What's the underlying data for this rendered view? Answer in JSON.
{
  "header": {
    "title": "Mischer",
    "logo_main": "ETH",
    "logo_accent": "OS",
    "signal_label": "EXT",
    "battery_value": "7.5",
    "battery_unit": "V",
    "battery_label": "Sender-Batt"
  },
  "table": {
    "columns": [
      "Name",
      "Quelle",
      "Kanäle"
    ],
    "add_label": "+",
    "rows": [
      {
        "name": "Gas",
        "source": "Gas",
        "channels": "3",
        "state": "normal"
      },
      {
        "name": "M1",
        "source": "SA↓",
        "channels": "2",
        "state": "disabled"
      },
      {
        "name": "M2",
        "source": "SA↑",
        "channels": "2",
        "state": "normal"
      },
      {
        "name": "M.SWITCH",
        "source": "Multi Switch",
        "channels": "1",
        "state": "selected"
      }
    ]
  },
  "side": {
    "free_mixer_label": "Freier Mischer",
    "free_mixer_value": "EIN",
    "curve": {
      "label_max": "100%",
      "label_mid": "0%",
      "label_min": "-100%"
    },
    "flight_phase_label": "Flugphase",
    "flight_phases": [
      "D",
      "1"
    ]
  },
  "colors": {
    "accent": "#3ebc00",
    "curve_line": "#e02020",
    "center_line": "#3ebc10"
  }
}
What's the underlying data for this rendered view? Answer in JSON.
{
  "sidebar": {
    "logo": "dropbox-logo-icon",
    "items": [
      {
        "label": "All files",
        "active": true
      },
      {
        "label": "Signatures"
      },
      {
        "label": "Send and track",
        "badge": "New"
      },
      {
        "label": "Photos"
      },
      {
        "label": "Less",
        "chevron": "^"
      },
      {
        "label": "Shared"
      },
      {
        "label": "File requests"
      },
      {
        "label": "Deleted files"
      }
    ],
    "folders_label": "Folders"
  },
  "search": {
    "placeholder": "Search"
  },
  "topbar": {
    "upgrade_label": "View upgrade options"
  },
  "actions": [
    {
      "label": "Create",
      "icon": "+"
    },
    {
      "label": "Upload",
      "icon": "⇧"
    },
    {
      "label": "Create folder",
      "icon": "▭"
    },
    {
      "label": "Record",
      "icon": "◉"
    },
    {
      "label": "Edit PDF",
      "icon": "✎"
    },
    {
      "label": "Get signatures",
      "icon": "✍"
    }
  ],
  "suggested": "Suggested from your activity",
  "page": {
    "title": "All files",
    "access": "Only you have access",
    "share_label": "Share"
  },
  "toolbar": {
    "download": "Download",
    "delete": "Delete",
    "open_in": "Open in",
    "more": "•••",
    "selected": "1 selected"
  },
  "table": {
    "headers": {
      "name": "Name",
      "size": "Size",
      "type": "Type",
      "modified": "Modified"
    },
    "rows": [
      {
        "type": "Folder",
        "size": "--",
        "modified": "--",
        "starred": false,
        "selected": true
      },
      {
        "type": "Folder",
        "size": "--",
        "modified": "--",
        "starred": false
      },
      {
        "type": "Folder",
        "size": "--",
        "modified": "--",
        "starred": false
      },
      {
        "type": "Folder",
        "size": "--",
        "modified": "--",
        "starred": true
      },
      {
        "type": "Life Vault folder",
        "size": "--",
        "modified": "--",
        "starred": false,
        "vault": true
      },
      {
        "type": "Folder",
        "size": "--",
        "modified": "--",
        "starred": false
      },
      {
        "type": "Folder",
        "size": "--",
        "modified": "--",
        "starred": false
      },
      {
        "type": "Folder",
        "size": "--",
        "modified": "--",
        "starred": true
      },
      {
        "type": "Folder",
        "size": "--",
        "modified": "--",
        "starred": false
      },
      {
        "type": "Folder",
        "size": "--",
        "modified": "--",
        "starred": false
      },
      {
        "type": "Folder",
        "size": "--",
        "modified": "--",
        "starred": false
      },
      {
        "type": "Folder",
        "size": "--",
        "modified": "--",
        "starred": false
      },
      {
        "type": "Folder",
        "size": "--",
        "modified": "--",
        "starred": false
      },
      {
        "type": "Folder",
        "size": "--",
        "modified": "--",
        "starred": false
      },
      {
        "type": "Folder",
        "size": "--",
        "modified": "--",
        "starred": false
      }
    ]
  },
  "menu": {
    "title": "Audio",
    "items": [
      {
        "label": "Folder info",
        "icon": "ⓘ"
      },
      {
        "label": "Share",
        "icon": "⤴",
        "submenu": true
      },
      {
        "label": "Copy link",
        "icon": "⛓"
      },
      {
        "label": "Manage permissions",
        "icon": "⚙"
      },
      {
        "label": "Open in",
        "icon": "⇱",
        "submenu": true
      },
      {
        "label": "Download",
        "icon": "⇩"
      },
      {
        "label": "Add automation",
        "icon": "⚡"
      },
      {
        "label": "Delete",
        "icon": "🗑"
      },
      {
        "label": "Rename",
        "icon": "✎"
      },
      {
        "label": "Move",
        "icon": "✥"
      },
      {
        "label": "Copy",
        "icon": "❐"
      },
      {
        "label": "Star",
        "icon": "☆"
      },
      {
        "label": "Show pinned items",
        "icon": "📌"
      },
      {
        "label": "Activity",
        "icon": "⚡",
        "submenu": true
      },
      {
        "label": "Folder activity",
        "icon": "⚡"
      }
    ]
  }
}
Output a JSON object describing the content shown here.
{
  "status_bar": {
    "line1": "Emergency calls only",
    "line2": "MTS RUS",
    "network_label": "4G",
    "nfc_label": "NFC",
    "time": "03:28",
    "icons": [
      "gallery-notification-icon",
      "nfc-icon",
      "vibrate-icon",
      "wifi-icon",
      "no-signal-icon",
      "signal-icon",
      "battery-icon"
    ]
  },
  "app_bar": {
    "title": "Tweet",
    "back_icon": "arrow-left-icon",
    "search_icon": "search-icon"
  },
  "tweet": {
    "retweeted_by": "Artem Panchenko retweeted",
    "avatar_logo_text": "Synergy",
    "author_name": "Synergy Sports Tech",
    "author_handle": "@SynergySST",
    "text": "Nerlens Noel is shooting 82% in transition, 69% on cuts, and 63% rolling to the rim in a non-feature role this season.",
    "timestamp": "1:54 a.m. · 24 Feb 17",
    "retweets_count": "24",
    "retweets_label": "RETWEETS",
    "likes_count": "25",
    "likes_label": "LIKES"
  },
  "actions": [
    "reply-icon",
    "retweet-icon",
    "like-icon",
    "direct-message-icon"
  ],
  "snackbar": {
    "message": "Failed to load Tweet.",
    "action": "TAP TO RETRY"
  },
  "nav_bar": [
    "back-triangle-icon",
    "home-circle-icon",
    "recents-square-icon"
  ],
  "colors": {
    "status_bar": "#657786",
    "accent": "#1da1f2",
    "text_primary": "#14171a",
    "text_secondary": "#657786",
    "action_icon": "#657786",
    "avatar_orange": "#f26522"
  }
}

__The request__. Tell how many lines in the material contain the word "message". Only the number is wanted.

__Output below__. 2